__TEXT SHOWN__
● ● ● ● ●

The SENet (squeeze and excitation networks) proposed by Hu et al. [22] is used to improve the performance of the residual network. During CNN, the convolution kernel could be regarded as the aggregate of the spatial information and the characteristics of dimension information. To improve the performance of CNN, many approaches have been proposed, from spatial dimension, such as the inception module [20, 23,24,25]. The difference is that SENet improves network performance from the feature dimension; SENet can learn the relationship between different feature channels, obtain the weight of feature channels, and use the weight to promote useful features and suppress features that are less useful for the current task.

SENet includes three key operations: squeeze, excitation, and reweight. Squeeze operations achieve feature compression by turning each of the two-dimensional characteristic channels into a real number. Excitation operation gives weight to each feature channel through the parameter, W, which represents the correlation between the feature channels. In the reweight operation, the output of excitation is regarded as the importance of different feature channels. By multiplying the output of excitation as the weighting of the original feature, the original feature is re-calibrated. SENet has been proven to have excellent performance in image classification. In this paper, SENet is applied to image processing due to the image processing method adopted in this paper to completely reconstruct the image.

● ● ● ● ●

__MATERIAL SHOWN__
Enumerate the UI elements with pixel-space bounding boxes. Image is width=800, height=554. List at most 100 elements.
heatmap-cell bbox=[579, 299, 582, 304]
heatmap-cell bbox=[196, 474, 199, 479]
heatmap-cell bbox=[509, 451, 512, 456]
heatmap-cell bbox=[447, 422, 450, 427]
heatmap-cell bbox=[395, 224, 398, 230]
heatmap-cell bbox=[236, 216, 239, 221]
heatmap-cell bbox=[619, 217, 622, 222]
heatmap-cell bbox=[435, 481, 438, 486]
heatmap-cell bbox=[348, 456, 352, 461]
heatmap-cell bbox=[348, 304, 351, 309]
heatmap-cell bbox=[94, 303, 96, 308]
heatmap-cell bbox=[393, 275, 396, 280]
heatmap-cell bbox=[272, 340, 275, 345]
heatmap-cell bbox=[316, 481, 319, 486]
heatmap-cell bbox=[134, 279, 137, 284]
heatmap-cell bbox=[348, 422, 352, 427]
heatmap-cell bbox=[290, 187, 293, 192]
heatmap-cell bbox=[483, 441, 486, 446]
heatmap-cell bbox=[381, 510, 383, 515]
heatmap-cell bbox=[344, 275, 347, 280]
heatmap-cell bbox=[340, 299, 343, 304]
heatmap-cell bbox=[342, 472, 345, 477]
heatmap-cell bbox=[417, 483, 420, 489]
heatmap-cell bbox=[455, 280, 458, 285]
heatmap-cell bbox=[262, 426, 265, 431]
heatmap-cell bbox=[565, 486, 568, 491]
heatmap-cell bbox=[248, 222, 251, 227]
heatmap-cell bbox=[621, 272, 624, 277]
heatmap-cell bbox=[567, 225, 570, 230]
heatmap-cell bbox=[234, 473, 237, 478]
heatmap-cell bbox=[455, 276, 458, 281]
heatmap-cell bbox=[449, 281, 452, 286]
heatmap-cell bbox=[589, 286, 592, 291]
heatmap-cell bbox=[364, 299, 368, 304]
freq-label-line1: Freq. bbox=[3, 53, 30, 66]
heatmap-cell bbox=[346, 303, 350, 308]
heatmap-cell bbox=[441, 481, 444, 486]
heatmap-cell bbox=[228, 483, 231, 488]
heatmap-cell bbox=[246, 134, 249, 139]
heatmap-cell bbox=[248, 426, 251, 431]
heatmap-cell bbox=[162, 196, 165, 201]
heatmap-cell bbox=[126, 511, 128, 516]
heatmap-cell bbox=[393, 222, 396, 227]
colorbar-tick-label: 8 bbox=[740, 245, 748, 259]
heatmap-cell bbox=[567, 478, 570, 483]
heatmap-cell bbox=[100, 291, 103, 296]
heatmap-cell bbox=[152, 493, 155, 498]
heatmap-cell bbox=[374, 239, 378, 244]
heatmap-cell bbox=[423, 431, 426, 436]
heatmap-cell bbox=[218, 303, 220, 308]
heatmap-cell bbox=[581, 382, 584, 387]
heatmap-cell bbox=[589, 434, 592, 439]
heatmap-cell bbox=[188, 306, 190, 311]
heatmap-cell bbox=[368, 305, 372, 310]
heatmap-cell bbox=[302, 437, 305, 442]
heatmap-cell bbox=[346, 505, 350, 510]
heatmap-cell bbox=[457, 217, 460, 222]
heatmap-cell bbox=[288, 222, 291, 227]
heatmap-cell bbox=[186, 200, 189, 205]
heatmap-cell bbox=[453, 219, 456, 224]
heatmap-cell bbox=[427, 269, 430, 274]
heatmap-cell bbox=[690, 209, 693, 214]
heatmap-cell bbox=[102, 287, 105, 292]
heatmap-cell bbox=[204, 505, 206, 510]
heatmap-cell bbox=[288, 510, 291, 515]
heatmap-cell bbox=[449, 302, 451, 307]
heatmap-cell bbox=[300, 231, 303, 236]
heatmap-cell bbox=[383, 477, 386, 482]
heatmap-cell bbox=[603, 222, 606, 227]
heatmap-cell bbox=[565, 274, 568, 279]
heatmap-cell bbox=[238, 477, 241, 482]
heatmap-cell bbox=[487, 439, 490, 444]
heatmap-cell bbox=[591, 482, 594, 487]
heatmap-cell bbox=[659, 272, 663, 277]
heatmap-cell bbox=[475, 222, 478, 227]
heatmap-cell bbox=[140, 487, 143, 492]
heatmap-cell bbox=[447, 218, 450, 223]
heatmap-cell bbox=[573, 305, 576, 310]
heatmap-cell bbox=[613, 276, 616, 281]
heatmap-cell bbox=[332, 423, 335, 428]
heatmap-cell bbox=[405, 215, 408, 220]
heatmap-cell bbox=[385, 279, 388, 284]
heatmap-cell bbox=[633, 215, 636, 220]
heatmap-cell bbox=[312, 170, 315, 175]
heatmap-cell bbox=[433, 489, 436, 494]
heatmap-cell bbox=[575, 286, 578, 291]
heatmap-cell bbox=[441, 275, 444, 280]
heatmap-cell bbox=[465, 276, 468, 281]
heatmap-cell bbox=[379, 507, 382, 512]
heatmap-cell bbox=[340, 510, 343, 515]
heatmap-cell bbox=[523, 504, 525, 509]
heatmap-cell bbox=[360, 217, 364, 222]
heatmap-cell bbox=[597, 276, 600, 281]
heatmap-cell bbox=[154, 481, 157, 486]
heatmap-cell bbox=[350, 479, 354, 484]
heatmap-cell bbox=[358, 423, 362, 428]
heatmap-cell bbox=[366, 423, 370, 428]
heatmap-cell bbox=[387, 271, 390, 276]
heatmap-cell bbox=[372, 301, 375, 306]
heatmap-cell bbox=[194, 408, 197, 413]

● ● ● ● ●

__OBJECTIVE A__
Answer these about the SENet passage, one line each:
(i) Who proposed SENet?
(ii) What are the three key operations SENet includes?
(iii) Through which parameter does the excitation operation give weight to each feature channel?
__OBJECTIVE B__
Please carry on the SENet passage from where it stops.
The material has no connection to the text on SENet.

__TASK RESULT A__
(i) Hu et al.
(ii) Squeeze, excitation, and reweight.
(iii) W

__TASK RESULT B__
In the reconstruction process, the importance of different feature channels should be considered. So the combined convolution unit of SENet and ResNet (residual networks) [26], named SE-ResBlock, is used and is shown in Fig. 2. Global average pooling is used as a squeeze operation. The excite operation calculates the interchannel correlation by using two fully connected layers to make up the bottleneck structure. The reweight operation is used to weight the normalised feature into the original feature channels.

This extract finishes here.